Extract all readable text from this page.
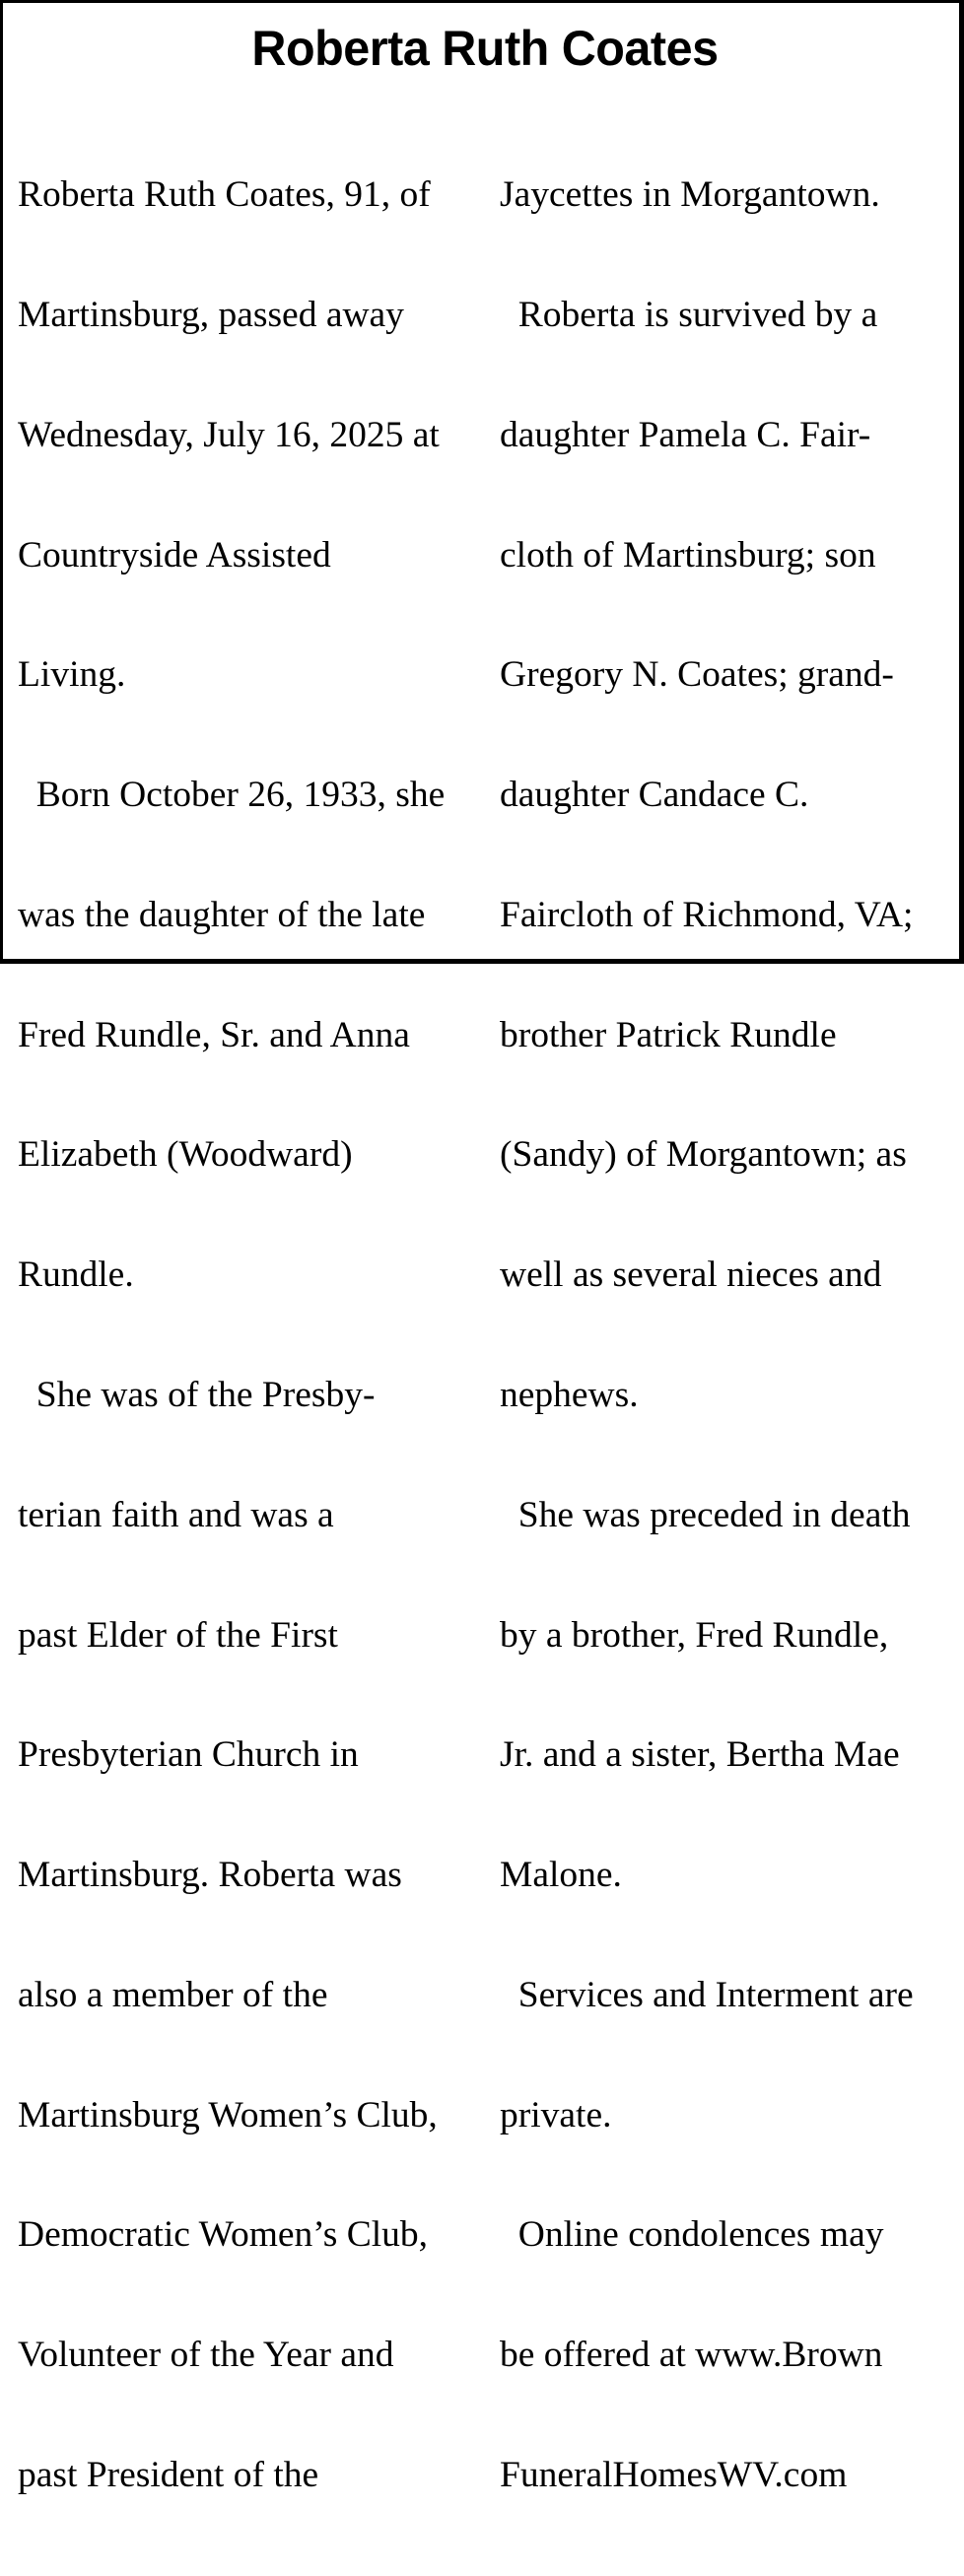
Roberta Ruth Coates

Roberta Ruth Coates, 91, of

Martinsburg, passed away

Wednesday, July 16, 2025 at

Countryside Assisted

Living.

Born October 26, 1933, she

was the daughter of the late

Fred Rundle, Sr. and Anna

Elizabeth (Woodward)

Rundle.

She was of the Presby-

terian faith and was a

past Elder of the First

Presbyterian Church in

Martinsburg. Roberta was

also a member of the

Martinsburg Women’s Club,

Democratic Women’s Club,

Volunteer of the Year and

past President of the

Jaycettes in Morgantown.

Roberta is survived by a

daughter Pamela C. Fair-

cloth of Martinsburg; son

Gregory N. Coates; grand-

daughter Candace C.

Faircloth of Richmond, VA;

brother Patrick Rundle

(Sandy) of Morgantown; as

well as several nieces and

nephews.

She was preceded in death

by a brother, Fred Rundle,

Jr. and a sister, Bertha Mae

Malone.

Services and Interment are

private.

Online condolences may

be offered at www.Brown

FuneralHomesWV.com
--
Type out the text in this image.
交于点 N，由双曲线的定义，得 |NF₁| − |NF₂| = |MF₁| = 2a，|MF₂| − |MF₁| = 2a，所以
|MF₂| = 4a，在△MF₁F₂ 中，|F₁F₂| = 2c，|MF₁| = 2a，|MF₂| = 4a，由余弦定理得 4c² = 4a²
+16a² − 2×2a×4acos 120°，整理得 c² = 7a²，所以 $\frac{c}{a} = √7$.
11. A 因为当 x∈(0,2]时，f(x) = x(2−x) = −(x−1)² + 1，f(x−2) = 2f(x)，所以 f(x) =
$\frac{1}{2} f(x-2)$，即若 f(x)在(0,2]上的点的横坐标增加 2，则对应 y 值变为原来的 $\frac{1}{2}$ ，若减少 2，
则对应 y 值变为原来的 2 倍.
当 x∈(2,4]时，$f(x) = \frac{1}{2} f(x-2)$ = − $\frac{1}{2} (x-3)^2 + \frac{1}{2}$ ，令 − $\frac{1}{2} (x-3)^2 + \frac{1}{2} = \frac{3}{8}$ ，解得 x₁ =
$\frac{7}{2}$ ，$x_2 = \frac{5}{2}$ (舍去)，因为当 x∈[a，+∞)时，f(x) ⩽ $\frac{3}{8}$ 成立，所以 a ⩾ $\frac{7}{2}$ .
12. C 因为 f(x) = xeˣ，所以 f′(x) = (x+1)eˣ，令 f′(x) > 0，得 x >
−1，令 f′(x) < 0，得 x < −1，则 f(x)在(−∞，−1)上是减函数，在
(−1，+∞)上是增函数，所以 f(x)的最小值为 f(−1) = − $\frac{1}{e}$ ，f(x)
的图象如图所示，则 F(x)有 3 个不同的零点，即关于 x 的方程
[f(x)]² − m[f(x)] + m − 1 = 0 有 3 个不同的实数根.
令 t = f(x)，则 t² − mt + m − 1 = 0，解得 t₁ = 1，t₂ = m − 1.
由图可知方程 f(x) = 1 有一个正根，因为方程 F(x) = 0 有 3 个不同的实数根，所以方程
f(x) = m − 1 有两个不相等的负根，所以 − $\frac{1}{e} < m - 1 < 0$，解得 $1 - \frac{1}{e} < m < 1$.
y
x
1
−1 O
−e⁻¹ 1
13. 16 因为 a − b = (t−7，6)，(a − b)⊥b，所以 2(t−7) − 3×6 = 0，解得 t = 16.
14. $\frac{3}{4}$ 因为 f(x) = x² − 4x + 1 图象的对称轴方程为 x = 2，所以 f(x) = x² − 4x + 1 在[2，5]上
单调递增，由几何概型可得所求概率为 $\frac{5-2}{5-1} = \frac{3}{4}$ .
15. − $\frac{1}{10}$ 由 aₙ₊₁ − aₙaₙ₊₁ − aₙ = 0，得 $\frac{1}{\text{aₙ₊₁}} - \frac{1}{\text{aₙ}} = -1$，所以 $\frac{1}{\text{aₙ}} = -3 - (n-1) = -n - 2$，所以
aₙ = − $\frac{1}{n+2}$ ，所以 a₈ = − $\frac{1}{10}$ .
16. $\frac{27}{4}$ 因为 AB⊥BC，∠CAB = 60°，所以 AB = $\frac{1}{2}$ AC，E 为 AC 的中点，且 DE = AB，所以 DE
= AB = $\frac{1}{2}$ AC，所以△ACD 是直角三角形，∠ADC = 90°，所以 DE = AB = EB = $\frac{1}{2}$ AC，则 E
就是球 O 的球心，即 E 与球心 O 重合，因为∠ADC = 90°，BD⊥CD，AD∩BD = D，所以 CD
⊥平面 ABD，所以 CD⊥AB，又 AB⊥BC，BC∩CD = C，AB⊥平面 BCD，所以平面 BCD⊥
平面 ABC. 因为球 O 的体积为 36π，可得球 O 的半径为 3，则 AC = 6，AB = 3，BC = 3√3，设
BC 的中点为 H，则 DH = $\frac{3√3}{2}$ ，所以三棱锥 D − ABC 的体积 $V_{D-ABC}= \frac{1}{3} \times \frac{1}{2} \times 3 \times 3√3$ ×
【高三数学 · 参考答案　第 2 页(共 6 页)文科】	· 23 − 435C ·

- What you should do: Report how many lines of the preceding records include "Martinsburg". Output the number only.

- Correct answer: 4